EXERCISE REQUIREMENTS
Without the pictures, give the entries below again exactly as written.

Data extracted from a collection

* BEGIN *

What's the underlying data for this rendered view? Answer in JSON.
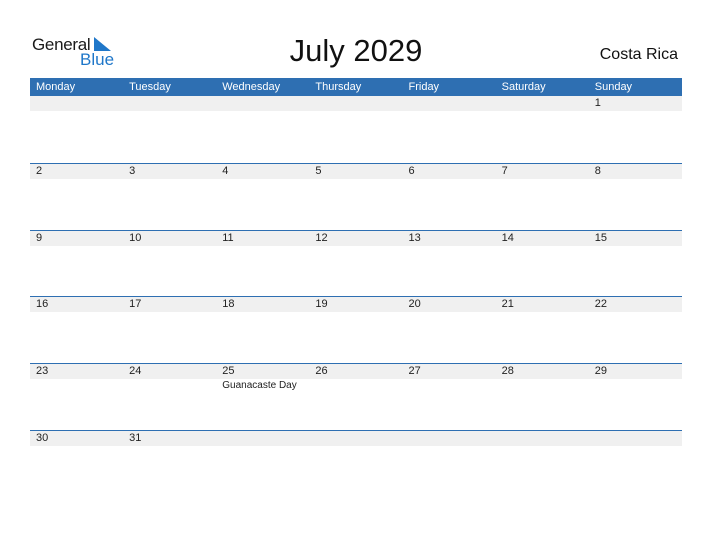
{
  "logo": {
    "line1": "General",
    "line2": "Blue"
  },
  "title": "July 2029",
  "country": "Costa Rica",
  "colors": {
    "accent": "#2e6fb2",
    "logo_blue": "#1f77c9",
    "row_band": "#f0f0f0"
  },
  "weekdays": [
    "Monday",
    "Tuesday",
    "Wednesday",
    "Thursday",
    "Friday",
    "Saturday",
    "Sunday"
  ],
  "weeks": [
    [
      {
        "d": ""
      },
      {
        "d": ""
      },
      {
        "d": ""
      },
      {
        "d": ""
      },
      {
        "d": ""
      },
      {
        "d": ""
      },
      {
        "d": "1"
      }
    ],
    [
      {
        "d": "2"
      },
      {
        "d": "3"
      },
      {
        "d": "4"
      },
      {
        "d": "5"
      },
      {
        "d": "6"
      },
      {
        "d": "7"
      },
      {
        "d": "8"
      }
    ],
    [
      {
        "d": "9"
      },
      {
        "d": "10"
      },
      {
        "d": "11"
      },
      {
        "d": "12"
      },
      {
        "d": "13"
      },
      {
        "d": "14"
      },
      {
        "d": "15"
      }
    ],
    [
      {
        "d": "16"
      },
      {
        "d": "17"
      },
      {
        "d": "18"
      },
      {
        "d": "19"
      },
      {
        "d": "20"
      },
      {
        "d": "21"
      },
      {
        "d": "22"
      }
    ],
    [
      {
        "d": "23"
      },
      {
        "d": "24"
      },
      {
        "d": "25",
        "event": "Guanacaste Day"
      },
      {
        "d": "26"
      },
      {
        "d": "27"
      },
      {
        "d": "28"
      },
      {
        "d": "29"
      }
    ],
    [
      {
        "d": "30"
      },
      {
        "d": "31"
      },
      {
        "d": ""
      },
      {
        "d": ""
      },
      {
        "d": ""
      },
      {
        "d": ""
      },
      {
        "d": ""
      }
    ]
  ]
}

* END *

EXERCISE RESULT
What's the underlying data for this rendered view? Answer in JSON.
{
  "logo": {
    "line1": "General",
    "line2": "Blue"
  },
  "title": "July 2029",
  "country": "Costa Rica",
  "colors": {
    "accent": "#2e6fb2",
    "logo_blue": "#1f77c9",
    "row_band": "#f0f0f0"
  },
  "weekdays": [
    "Monday",
    "Tuesday",
    "Wednesday",
    "Thursday",
    "Friday",
    "Saturday",
    "Sunday"
  ],
  "weeks": [
    [
      {
        "d": ""
      },
      {
        "d": ""
      },
      {
        "d": ""
      },
      {
        "d": ""
      },
      {
        "d": ""
      },
      {
        "d": ""
      },
      {
        "d": "1"
      }
    ],
    [
      {
        "d": "2"
      },
      {
        "d": "3"
      },
      {
        "d": "4"
      },
      {
        "d": "5"
      },
      {
        "d": "6"
      },
      {
        "d": "7"
      },
      {
        "d": "8"
      }
    ],
    [
      {
        "d": "9"
      },
      {
        "d": "10"
      },
      {
        "d": "11"
      },
      {
        "d": "12"
      },
      {
        "d": "13"
      },
      {
        "d": "14"
      },
      {
        "d": "15"
      }
    ],
    [
      {
        "d": "16"
      },
      {
        "d": "17"
      },
      {
        "d": "18"
      },
      {
        "d": "19"
      },
      {
        "d": "20"
      },
      {
        "d": "21"
      },
      {
        "d": "22"
      }
    ],
    [
      {
        "d": "23"
      },
      {
        "d": "24"
      },
      {
        "d": "25",
        "event": "Guanacaste Day"
      },
      {
        "d": "26"
      },
      {
        "d": "27"
      },
      {
        "d": "28"
      },
      {
        "d": "29"
      }
    ],
    [
      {
        "d": "30"
      },
      {
        "d": "31"
      },
      {
        "d": ""
      },
      {
        "d": ""
      },
      {
        "d": ""
      },
      {
        "d": ""
      },
      {
        "d": ""
      }
    ]
  ]
}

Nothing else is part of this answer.